• [REQUEST]
Show each line from the listing that includes the word "should".

--- BEGIN GIVEN DATA ---

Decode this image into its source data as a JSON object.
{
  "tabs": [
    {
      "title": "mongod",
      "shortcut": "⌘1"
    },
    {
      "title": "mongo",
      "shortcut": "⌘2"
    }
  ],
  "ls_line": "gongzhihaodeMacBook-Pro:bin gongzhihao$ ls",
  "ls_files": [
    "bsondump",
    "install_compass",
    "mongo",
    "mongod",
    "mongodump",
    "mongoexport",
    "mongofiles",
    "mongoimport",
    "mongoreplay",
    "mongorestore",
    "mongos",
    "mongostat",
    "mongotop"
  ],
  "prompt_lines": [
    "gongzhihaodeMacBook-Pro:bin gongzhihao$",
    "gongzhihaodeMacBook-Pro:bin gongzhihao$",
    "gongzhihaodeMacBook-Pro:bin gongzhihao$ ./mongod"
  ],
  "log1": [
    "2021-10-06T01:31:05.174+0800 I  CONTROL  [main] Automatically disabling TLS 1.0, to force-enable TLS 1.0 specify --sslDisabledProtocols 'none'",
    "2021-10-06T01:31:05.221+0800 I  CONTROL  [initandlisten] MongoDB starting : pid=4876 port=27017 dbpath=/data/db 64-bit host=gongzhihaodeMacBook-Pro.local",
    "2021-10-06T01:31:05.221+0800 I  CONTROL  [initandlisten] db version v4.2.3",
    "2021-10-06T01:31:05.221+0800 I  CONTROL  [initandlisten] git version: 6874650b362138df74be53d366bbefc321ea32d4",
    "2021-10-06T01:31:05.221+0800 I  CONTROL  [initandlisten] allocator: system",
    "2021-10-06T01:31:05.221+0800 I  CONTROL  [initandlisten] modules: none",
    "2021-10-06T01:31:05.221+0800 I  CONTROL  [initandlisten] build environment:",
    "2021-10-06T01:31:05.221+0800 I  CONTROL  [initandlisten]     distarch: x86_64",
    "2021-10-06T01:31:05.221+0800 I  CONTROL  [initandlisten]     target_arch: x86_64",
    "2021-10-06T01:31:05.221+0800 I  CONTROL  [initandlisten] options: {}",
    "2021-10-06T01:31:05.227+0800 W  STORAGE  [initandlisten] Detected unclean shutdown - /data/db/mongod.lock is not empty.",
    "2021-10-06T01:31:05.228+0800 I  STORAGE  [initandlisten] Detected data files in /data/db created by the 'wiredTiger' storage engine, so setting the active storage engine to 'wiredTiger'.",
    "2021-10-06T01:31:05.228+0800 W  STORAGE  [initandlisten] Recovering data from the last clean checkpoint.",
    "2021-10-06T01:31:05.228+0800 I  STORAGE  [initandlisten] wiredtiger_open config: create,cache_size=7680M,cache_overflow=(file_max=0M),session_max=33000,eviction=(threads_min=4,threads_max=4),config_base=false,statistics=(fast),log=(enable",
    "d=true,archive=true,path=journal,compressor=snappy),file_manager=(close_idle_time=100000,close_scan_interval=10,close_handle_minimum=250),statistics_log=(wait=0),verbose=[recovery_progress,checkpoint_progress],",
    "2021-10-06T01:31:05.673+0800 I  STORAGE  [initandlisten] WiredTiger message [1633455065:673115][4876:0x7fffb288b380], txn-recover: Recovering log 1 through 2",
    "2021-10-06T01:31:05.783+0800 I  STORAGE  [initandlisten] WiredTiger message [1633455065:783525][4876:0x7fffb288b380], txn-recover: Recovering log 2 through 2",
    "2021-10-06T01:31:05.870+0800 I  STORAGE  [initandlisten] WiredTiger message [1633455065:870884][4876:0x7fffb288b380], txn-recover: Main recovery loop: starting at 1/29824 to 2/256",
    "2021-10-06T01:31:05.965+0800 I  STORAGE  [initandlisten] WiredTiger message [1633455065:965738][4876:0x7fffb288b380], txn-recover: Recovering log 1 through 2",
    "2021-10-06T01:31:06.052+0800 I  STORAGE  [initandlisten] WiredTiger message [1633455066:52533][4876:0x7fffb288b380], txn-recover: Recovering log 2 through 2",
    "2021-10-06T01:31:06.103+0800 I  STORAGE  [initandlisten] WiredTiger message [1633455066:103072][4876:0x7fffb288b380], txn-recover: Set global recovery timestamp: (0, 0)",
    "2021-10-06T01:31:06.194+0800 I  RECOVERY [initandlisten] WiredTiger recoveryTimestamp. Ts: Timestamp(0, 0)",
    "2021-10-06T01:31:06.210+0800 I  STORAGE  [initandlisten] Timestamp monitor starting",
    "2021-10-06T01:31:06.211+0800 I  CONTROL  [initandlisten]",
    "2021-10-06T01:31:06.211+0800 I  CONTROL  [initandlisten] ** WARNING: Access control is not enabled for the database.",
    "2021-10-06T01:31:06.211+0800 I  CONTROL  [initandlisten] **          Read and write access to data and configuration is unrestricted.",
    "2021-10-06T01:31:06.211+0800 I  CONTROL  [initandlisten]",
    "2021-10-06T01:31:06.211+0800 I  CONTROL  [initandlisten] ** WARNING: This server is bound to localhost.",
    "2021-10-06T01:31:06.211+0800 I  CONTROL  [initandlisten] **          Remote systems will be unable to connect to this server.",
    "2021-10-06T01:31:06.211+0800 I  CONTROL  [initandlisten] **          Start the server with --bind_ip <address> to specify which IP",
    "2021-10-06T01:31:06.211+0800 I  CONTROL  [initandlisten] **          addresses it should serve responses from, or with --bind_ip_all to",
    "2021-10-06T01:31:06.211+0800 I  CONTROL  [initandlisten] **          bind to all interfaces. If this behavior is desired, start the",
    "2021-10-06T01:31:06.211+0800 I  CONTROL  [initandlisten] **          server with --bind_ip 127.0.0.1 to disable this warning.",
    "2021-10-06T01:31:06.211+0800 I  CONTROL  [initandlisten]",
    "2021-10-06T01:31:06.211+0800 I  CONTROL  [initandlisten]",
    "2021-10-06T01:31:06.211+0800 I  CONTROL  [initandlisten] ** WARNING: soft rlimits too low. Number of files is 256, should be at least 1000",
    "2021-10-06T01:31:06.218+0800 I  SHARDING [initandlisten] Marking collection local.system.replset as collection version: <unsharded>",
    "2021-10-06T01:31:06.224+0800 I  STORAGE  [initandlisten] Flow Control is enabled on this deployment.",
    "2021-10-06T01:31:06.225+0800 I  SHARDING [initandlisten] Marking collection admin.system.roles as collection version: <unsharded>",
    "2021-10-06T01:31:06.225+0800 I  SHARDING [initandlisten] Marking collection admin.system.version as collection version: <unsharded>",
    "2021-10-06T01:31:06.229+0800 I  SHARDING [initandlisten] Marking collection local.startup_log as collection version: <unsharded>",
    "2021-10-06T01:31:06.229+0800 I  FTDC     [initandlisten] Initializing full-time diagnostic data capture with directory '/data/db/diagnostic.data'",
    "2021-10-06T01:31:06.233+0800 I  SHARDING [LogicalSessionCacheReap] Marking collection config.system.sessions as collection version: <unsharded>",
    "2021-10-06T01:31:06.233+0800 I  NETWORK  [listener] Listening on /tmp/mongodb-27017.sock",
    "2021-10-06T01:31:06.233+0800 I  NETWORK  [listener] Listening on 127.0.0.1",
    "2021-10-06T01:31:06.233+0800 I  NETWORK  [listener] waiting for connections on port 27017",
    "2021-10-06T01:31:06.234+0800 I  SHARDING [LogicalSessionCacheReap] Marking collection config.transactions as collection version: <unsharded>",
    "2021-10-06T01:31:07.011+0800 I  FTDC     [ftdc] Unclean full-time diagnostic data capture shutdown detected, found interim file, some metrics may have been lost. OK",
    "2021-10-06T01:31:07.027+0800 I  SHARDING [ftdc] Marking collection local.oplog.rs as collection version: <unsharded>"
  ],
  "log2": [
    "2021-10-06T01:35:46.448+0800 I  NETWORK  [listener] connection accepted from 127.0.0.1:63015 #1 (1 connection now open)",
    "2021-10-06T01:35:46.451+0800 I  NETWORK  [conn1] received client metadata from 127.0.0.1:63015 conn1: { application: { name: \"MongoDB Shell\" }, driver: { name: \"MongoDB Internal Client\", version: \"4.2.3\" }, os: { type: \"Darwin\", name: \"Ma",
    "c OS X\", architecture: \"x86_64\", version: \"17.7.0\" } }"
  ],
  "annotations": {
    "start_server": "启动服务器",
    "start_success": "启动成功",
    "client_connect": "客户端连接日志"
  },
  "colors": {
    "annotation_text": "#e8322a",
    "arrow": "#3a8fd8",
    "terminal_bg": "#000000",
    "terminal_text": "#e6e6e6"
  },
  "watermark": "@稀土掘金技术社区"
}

--- END GIVEN DATA ---

• [SOLUTION FOR THIS TASK]
    "2021-10-06T01:31:06.211+0800 I  CONTROL  [initandlisten] **          addresses it should serve responses from, or with --bind_ip_all to",
    "2021-10-06T01:31:06.211+0800 I  CONTROL  [initandlisten] ** WARNING: soft rlimits too low. Number of files is 256, should be at least 1000",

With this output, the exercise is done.